»»

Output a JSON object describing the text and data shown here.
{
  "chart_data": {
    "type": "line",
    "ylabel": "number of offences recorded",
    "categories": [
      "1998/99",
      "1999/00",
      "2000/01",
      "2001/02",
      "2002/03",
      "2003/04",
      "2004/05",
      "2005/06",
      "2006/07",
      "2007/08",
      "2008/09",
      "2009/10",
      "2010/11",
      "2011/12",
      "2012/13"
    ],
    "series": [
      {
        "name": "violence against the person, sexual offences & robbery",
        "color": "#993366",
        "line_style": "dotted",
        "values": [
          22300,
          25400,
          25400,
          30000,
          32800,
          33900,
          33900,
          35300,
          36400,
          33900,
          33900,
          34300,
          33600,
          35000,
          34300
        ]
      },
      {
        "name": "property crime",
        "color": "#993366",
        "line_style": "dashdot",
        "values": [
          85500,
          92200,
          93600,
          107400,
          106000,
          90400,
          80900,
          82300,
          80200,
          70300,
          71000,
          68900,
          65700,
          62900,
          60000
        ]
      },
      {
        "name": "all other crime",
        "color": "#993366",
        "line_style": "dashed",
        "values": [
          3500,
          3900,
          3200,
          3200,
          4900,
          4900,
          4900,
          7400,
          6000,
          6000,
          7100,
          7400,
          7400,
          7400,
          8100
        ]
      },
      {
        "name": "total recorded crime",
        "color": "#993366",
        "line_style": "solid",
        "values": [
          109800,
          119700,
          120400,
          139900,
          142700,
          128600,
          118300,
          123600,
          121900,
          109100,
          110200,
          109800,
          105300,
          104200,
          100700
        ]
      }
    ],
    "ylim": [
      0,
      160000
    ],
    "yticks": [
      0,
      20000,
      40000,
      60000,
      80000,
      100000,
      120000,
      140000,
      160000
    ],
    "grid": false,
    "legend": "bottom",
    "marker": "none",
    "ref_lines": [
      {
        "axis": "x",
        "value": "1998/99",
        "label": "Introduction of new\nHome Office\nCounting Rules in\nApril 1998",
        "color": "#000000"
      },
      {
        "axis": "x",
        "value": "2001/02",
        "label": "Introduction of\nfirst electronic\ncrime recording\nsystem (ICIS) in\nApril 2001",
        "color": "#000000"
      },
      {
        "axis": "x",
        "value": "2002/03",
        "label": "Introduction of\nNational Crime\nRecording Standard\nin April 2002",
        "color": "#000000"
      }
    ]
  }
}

««

#### [Prompt]
Take the entries and copy them out exactly.

#### [Response to this task]
Output a JSON object describing the text and data shown here.
{
  "chart_data": {
    "type": "line",
    "ylabel": "number of offences recorded",
    "categories": [
      "1998/99",
      "1999/00",
      "2000/01",
      "2001/02",
      "2002/03",
      "2003/04",
      "2004/05",
      "2005/06",
      "2006/07",
      "2007/08",
      "2008/09",
      "2009/10",
      "2010/11",
      "2011/12",
      "2012/13"
    ],
    "series": [
      {
        "name": "violence against the person, sexual offences & robbery",
        "color": "#993366",
        "line_style": "dotted",
        "values": [
          22300,
          25400,
          25400,
          30000,
          32800,
          33900,
          33900,
          35300,
          36400,
          33900,
          33900,
          34300,
          33600,
          35000,
          34300
        ]
      },
      {
        "name": "property crime",
        "color": "#993366",
        "line_style": "dashdot",
        "values": [
          85500,
          92200,
          93600,
          107400,
          106000,
          90400,
          80900,
          82300,
          80200,
          70300,
          71000,
          68900,
          65700,
          62900,
          60000
        ]
      },
      {
        "name": "all other crime",
        "color": "#993366",
        "line_style": "dashed",
        "values": [
          3500,
          3900,
          3200,
          3200,
          4900,
          4900,
          4900,
          7400,
          6000,
          6000,
          7100,
          7400,
          7400,
          7400,
          8100
        ]
      },
      {
        "name": "total recorded crime",
        "color": "#993366",
        "line_style": "solid",
        "values": [
          109800,
          119700,
          120400,
          139900,
          142700,
          128600,
          118300,
          123600,
          121900,
          109100,
          110200,
          109800,
          105300,
          104200,
          100700
        ]
      }
    ],
    "ylim": [
      0,
      160000
    ],
    "yticks": [
      0,
      20000,
      40000,
      60000,
      80000,
      100000,
      120000,
      140000,
      160000
    ],
    "grid": false,
    "legend": "bottom",
    "marker": "none",
    "ref_lines": [
      {
        "axis": "x",
        "value": "1998/99",
        "label": "Introduction of new\nHome Office\nCounting Rules in\nApril 1998",
        "color": "#000000"
      },
      {
        "axis": "x",
        "value": "2001/02",
        "label": "Introduction of\nfirst electronic\ncrime recording\nsystem (ICIS) in\nApril 2001",
        "color": "#000000"
      },
      {
        "axis": "x",
        "value": "2002/03",
        "label": "Introduction of\nNational Crime\nRecording Standard\nin April 2002",
        "color": "#000000"
      }
    ]
  }
}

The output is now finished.